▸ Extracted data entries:
==========

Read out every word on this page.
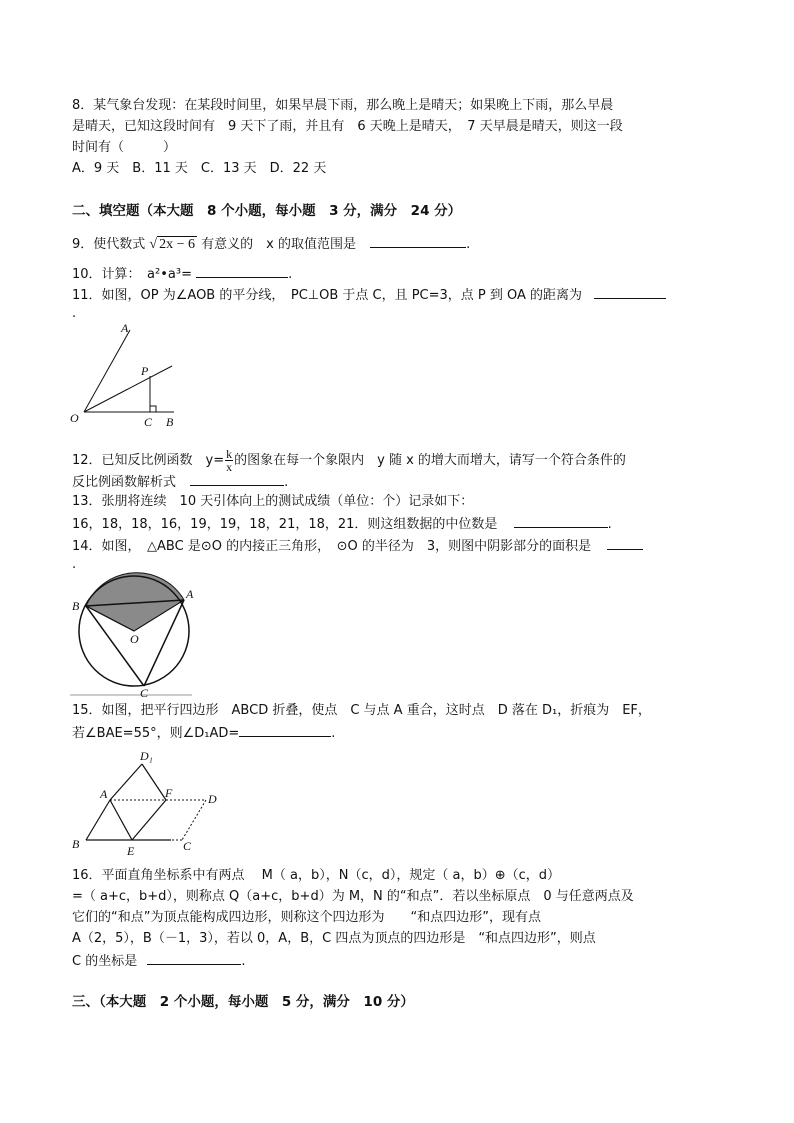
8．某气象台发现：在某段时间里，如果早晨下雨，那么晚上是晴天；如果晚上下雨，那么早晨
是晴天，已知这段时间有　9 天下了雨，并且有　6 天晚上是晴天，　7 天早晨是晴天，则这一段
时间有（　　　）
A．9 天　B．11 天　C．13 天　D．22 天
二、填空题（本大题　8 个小题，每小题　3 分，满分　24 分）
9．使代数式 √ 2x − 6 有意义的　x 的取值范围是	.
10．计算：　a²•a³=	.
11．如图，OP 为∠AOB 的平分线，　PC⊥OB 于点 C，且 PC=3，点 P 到 OA 的距离为
.
A
P
O	C B
12．已知反比例函数　$y= \frac{k}{x}$ 的图象在每一个象限内　y 随 x 的增大而增大，请写一个符合条件的
反比例函数解析式	.
13．张朋将连续　10 天引体向上的测试成绩（单位：个）记录如下：
16，18，18，16，19，19，18，21，18，21．则这组数据的中位数是	.
14．如图，　△ABC 是⊙O 的内接正三角形，　⊙O 的半径为　3，则图中阴影部分的面积是
.
A
B
O
C
15．如图，把平行四边形　ABCD 折叠，使点　C 与点 A 重合，这时点　D 落在 D₁，折痕为　EF，
若∠BAE=55°，则∠D₁AD=	.
D₁
A	F	D
B	E	C
16．平面直角坐标系中有两点　 M（ a，b），N（c，d），规定（ a，b）⊕（c，d）
=（ a+c，b+d），则称点 Q（a+c，b+d）为 M，N 的“和点”．若以坐标原点　0 与任意两点及
它们的“和点”为顶点能构成四边形，则称这个四边形为　　“和点四边形”，现有点
A（2，5），B（－1，3），若以 0，A，B，C 四点为顶点的四边形是　“和点四边形”，则点
C 的坐标是	.
三、（本大题　2 个小题，每小题　5 分，满分　10 分）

==========

Copy out every line from the material above in which the word "和点四边形" appears.

它们的“和点”为顶点能构成四边形，则称这个四边形为　　“和点四边形”，现有点
A（2，5），B（－1，3），若以 0，A，B，C 四点为顶点的四边形是　“和点四边形”，则点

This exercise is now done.